* [SET TASK] Without changing a character, return the entries, but not the images they hold.

* begin DATA ROWS *

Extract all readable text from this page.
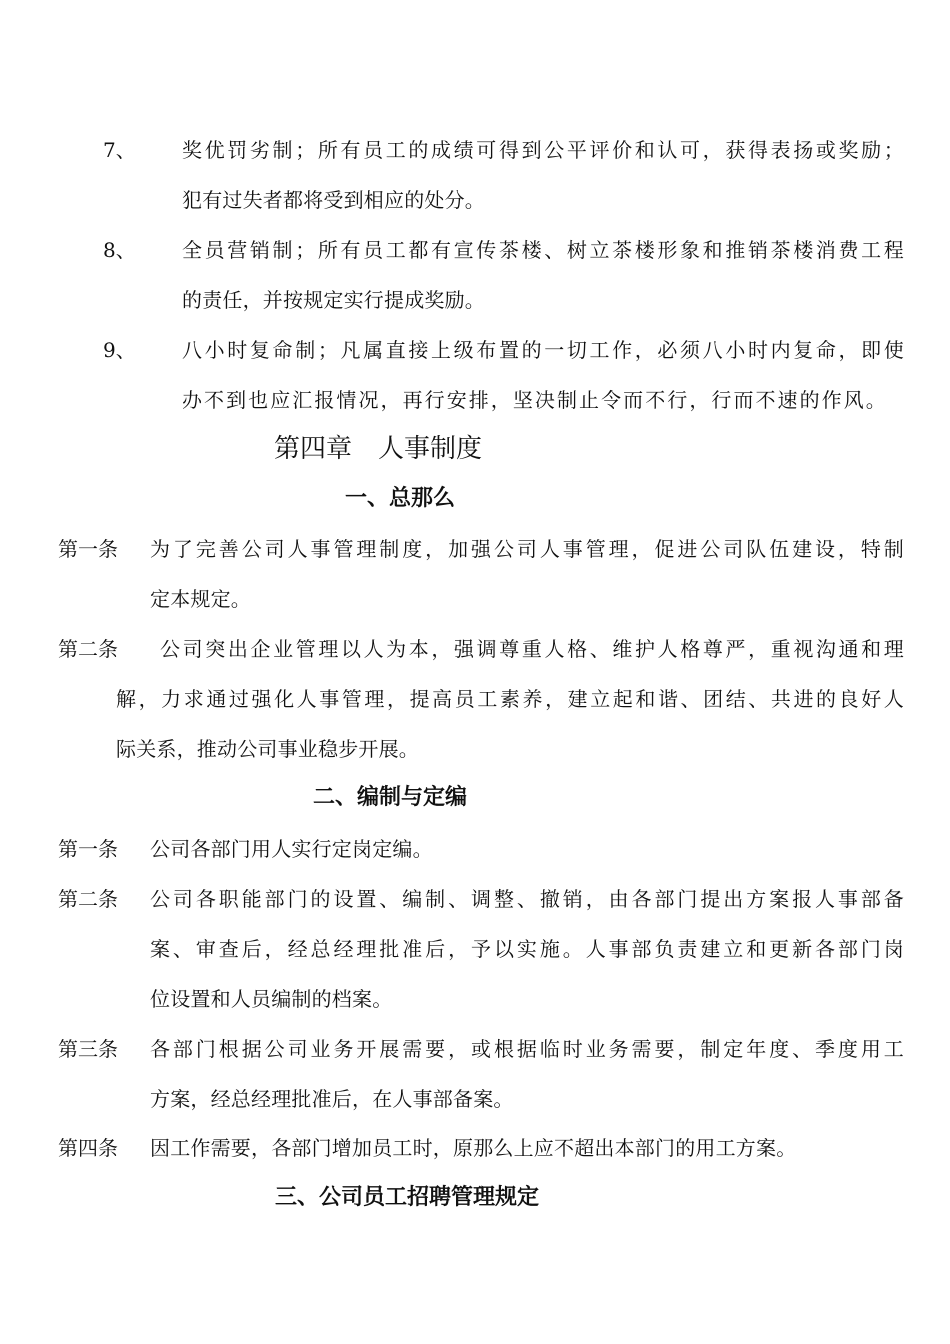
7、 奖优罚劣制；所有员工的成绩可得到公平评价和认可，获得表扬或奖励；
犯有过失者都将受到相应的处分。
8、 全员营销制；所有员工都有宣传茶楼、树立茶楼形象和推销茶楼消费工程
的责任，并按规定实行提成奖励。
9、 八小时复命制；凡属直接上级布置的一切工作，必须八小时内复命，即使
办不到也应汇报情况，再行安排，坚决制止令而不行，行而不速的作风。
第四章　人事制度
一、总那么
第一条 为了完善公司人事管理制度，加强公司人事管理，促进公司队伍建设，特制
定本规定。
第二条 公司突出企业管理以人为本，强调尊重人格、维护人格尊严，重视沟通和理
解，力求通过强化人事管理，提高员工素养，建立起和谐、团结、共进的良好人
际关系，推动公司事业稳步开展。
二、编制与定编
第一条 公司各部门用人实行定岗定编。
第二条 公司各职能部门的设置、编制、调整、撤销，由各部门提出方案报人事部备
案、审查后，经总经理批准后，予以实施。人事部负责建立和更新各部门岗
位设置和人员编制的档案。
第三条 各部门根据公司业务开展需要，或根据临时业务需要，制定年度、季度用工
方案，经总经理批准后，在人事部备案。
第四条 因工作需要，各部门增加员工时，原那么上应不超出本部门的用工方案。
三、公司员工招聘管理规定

* end DATA ROWS *

* [SOLUTION]
Extract all readable text from this page.
7、 奖优罚劣制；所有员工的成绩可得到公平评价和认可，获得表扬或奖励；
犯有过失者都将受到相应的处分。
8、 全员营销制；所有员工都有宣传茶楼、树立茶楼形象和推销茶楼消费工程
的责任，并按规定实行提成奖励。
9、 八小时复命制；凡属直接上级布置的一切工作，必须八小时内复命，即使
办不到也应汇报情况，再行安排，坚决制止令而不行，行而不速的作风。
第四章　人事制度
一、总那么
第一条 为了完善公司人事管理制度，加强公司人事管理，促进公司队伍建设，特制
定本规定。
第二条 公司突出企业管理以人为本，强调尊重人格、维护人格尊严，重视沟通和理
解，力求通过强化人事管理，提高员工素养，建立起和谐、团结、共进的良好人
际关系，推动公司事业稳步开展。
二、编制与定编
第一条 公司各部门用人实行定岗定编。
第二条 公司各职能部门的设置、编制、调整、撤销，由各部门提出方案报人事部备
案、审查后，经总经理批准后，予以实施。人事部负责建立和更新各部门岗
位设置和人员编制的档案。
第三条 各部门根据公司业务开展需要，或根据临时业务需要，制定年度、季度用工
方案，经总经理批准后，在人事部备案。
第四条 因工作需要，各部门增加员工时，原那么上应不超出本部门的用工方案。
三、公司员工招聘管理规定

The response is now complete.